» **THE REQUEST**
Extract every line from the records below that contains the word "name".

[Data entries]
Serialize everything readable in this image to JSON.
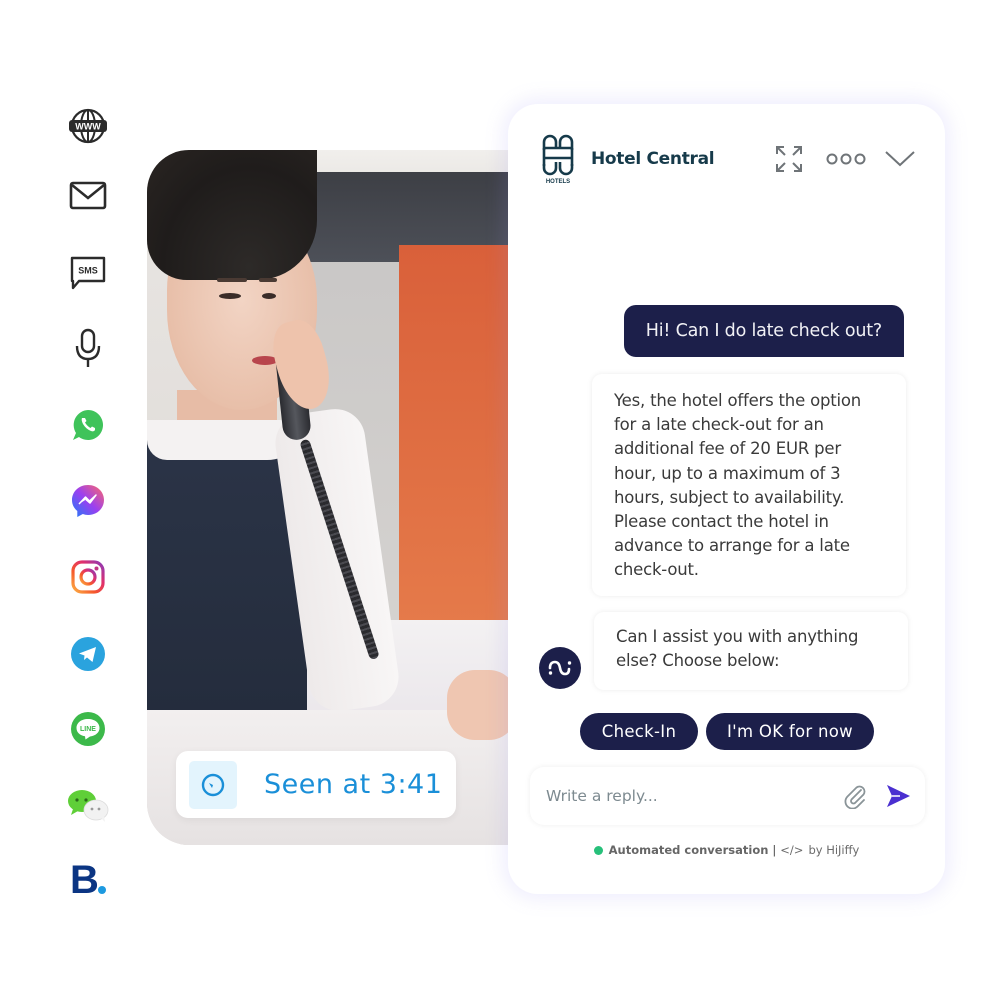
{
  "channels": [
    {
      "name": "website",
      "icon": "globe-www-icon",
      "label": "WWW"
    },
    {
      "name": "email",
      "icon": "envelope-icon"
    },
    {
      "name": "sms",
      "icon": "sms-bubble-icon",
      "label": "SMS"
    },
    {
      "name": "voice",
      "icon": "microphone-icon"
    },
    {
      "name": "whatsapp",
      "icon": "whatsapp-icon",
      "color": "#3fc35a"
    },
    {
      "name": "messenger",
      "icon": "messenger-icon",
      "color": "#9b4ff0"
    },
    {
      "name": "instagram",
      "icon": "instagram-icon",
      "color": "#e1306c"
    },
    {
      "name": "telegram",
      "icon": "telegram-icon",
      "color": "#2aa3de"
    },
    {
      "name": "line",
      "icon": "line-icon",
      "color": "#3cb94a",
      "label": "LINE"
    },
    {
      "name": "wechat",
      "icon": "wechat-icon",
      "color": "#5fcf38"
    },
    {
      "name": "booking",
      "icon": "booking-com-icon",
      "color": "#0b3583",
      "label": "B"
    }
  ],
  "photo": {
    "description": "hotel receptionist on phone"
  },
  "seen_badge": {
    "icon": "clock-icon",
    "text": "Seen at 3:41",
    "color": "#1a8fd8"
  },
  "chat": {
    "header": {
      "logo_caption": "HOTELS",
      "title": "Hotel Central",
      "expand_icon": "expand-icon",
      "more_icon": "more-options-icon",
      "collapse_icon": "chevron-down-icon"
    },
    "messages": [
      {
        "sender": "user",
        "text": "Hi! Can I do late check out?"
      },
      {
        "sender": "bot",
        "text": "Yes, the hotel offers the option for a late check-out for an additional fee of 20 EUR per hour, up to a maximum of 3 hours, subject to availability. Please contact the hotel in advance to arrange for a late check-out."
      },
      {
        "sender": "bot",
        "text": "Can I assist you with anything else? Choose below:"
      }
    ],
    "quick_replies": [
      "Check-In",
      "I'm OK for now"
    ],
    "composer": {
      "placeholder": "Write a reply...",
      "attach_icon": "paperclip-icon",
      "send_icon": "send-icon"
    },
    "footer": {
      "status_text": "Automated conversation",
      "separator": "|",
      "code_glyph": "</>",
      "by_text": "by HiJiffy",
      "status_color": "#27c07a"
    },
    "colors": {
      "primary": "#1c1f4a",
      "send": "#4a2fd0",
      "brand_text": "#163a4a"
    }
  }
}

» **FINAL ANSWER**
      "name": "website",
      "name": "email",
      "name": "sms",
      "name": "voice",
      "name": "whatsapp",
      "name": "messenger",
      "name": "instagram",
      "name": "telegram",
      "name": "line",
      "name": "wechat",
      "name": "booking",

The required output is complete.